[Do this] Images are excluded; otherwise, output every record exactly.

◇ ◇ ◇ ◇

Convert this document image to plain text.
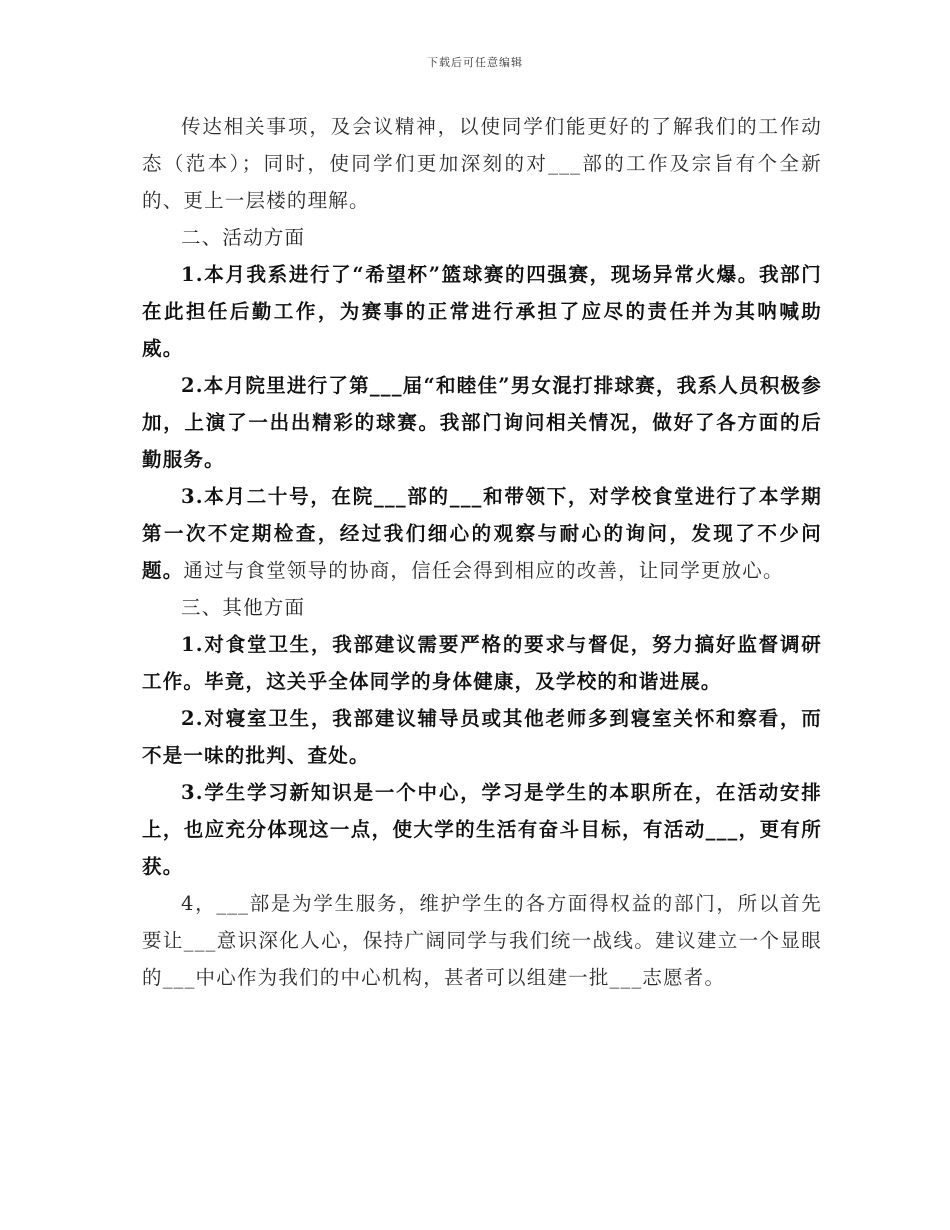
下载后可任意编辑

传达相关事项，及会议精神，以使同学们能更好的了解我们的工作动态（范本）；同时，使同学们更加深刻的对___部的工作及宗旨有个全新的、更上一层楼的理解。

二、活动方面

1.本月我系进行了“希望杯”篮球赛的四强赛，现场异常火爆。我部门在此担任后勤工作，为赛事的正常进行承担了应尽的责任并为其呐喊助威。

2.本月院里进行了第___届“和睦佳”男女混打排球赛，我系人员积极参加，上演了一出出精彩的球赛。我部门询问相关情况，做好了各方面的后勤服务。

3.本月二十号，在院___部的___和带领下，对学校食堂进行了本学期第一次不定期检查，经过我们细心的观察与耐心的询问，发现了不少问题。通过与食堂领导的协商，信任会得到相应的改善，让同学更放心。

三、其他方面

1.对食堂卫生，我部建议需要严格的要求与督促，努力搞好监督调研工作。毕竟，这关乎全体同学的身体健康，及学校的和谐进展。

2.对寝室卫生，我部建议辅导员或其他老师多到寝室关怀和察看，而不是一味的批判、查处。

3.学生学习新知识是一个中心，学习是学生的本职所在，在活动安排上，也应充分体现这一点，使大学的生活有奋斗目标，有活动___，更有所获。

4，___部是为学生服务，维护学生的各方面得权益的部门，所以首先要让___意识深化人心，保持广阔同学与我们统一战线。建议建立一个显眼的___中心作为我们的中心机构，甚者可以组建一批___志愿者。
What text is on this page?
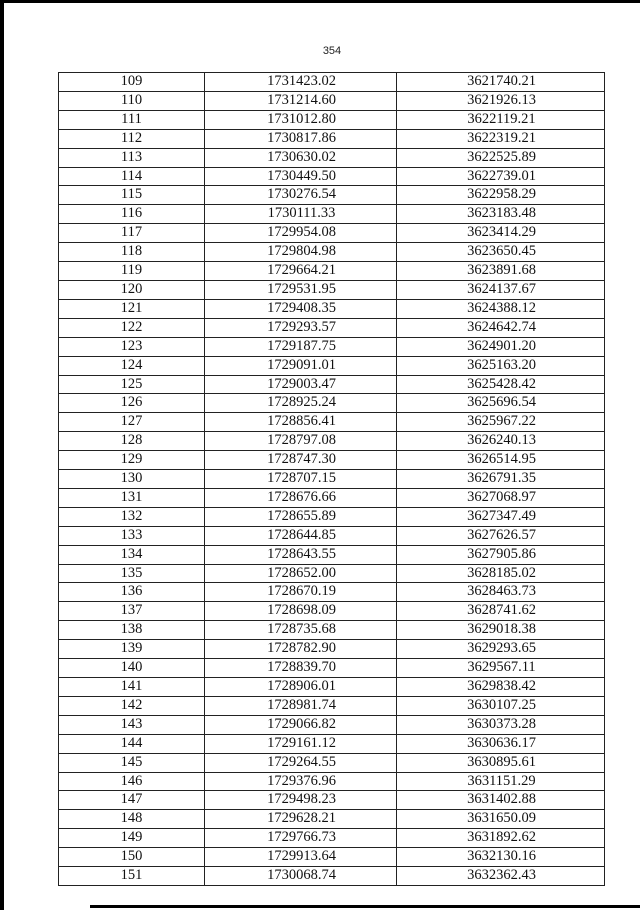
354
109	1731423.02	3621740.21
110	1731214.60	3621926.13
111	1731012.80	3622119.21
112	1730817.86	3622319.21
113	1730630.02	3622525.89
114	1730449.50	3622739.01
115	1730276.54	3622958.29
116	1730111.33	3623183.48
117	1729954.08	3623414.29
118	1729804.98	3623650.45
119	1729664.21	3623891.68
120	1729531.95	3624137.67
121	1729408.35	3624388.12
122	1729293.57	3624642.74
123	1729187.75	3624901.20
124	1729091.01	3625163.20
125	1729003.47	3625428.42
126	1728925.24	3625696.54
127	1728856.41	3625967.22
128	1728797.08	3626240.13
129	1728747.30	3626514.95
130	1728707.15	3626791.35
131	1728676.66	3627068.97
132	1728655.89	3627347.49
133	1728644.85	3627626.57
134	1728643.55	3627905.86
135	1728652.00	3628185.02
136	1728670.19	3628463.73
137	1728698.09	3628741.62
138	1728735.68	3629018.38
139	1728782.90	3629293.65
140	1728839.70	3629567.11
141	1728906.01	3629838.42
142	1728981.74	3630107.25
143	1729066.82	3630373.28
144	1729161.12	3630636.17
145	1729264.55	3630895.61
146	1729376.96	3631151.29
147	1729498.23	3631402.88
148	1729628.21	3631650.09
149	1729766.73	3631892.62
150	1729913.64	3632130.16
151	1730068.74	3632362.43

◇ ◇ ◇ ◇

[Result for this exercise]
Convert this document image to plain text.
下载后可任意编辑

传达相关事项，及会议精神，以使同学们能更好的了解我们的工作动态（范本）；同时，使同学们更加深刻的对___部的工作及宗旨有个全新的、更上一层楼的理解。

二、活动方面

1.本月我系进行了“希望杯”篮球赛的四强赛，现场异常火爆。我部门在此担任后勤工作，为赛事的正常进行承担了应尽的责任并为其呐喊助威。

2.本月院里进行了第___届“和睦佳”男女混打排球赛，我系人员积极参加，上演了一出出精彩的球赛。我部门询问相关情况，做好了各方面的后勤服务。

3.本月二十号，在院___部的___和带领下，对学校食堂进行了本学期第一次不定期检查，经过我们细心的观察与耐心的询问，发现了不少问题。通过与食堂领导的协商，信任会得到相应的改善，让同学更放心。

三、其他方面

1.对食堂卫生，我部建议需要严格的要求与督促，努力搞好监督调研工作。毕竟，这关乎全体同学的身体健康，及学校的和谐进展。

2.对寝室卫生，我部建议辅导员或其他老师多到寝室关怀和察看，而不是一味的批判、查处。

3.学生学习新知识是一个中心，学习是学生的本职所在，在活动安排上，也应充分体现这一点，使大学的生活有奋斗目标，有活动___，更有所获。

4，___部是为学生服务，维护学生的各方面得权益的部门，所以首先要让___意识深化人心，保持广阔同学与我们统一战线。建议建立一个显眼的___中心作为我们的中心机构，甚者可以组建一批___志愿者。
What text is on this page?
354
109	1731423.02	3621740.21
110	1731214.60	3621926.13
111	1731012.80	3622119.21
112	1730817.86	3622319.21
113	1730630.02	3622525.89
114	1730449.50	3622739.01
115	1730276.54	3622958.29
116	1730111.33	3623183.48
117	1729954.08	3623414.29
118	1729804.98	3623650.45
119	1729664.21	3623891.68
120	1729531.95	3624137.67
121	1729408.35	3624388.12
122	1729293.57	3624642.74
123	1729187.75	3624901.20
124	1729091.01	3625163.20
125	1729003.47	3625428.42
126	1728925.24	3625696.54
127	1728856.41	3625967.22
128	1728797.08	3626240.13
129	1728747.30	3626514.95
130	1728707.15	3626791.35
131	1728676.66	3627068.97
132	1728655.89	3627347.49
133	1728644.85	3627626.57
134	1728643.55	3627905.86
135	1728652.00	3628185.02
136	1728670.19	3628463.73
137	1728698.09	3628741.62
138	1728735.68	3629018.38
139	1728782.90	3629293.65
140	1728839.70	3629567.11
141	1728906.01	3629838.42
142	1728981.74	3630107.25
143	1729066.82	3630373.28
144	1729161.12	3630636.17
145	1729264.55	3630895.61
146	1729376.96	3631151.29
147	1729498.23	3631402.88
148	1729628.21	3631650.09
149	1729766.73	3631892.62
150	1729913.64	3632130.16
151	1730068.74	3632362.43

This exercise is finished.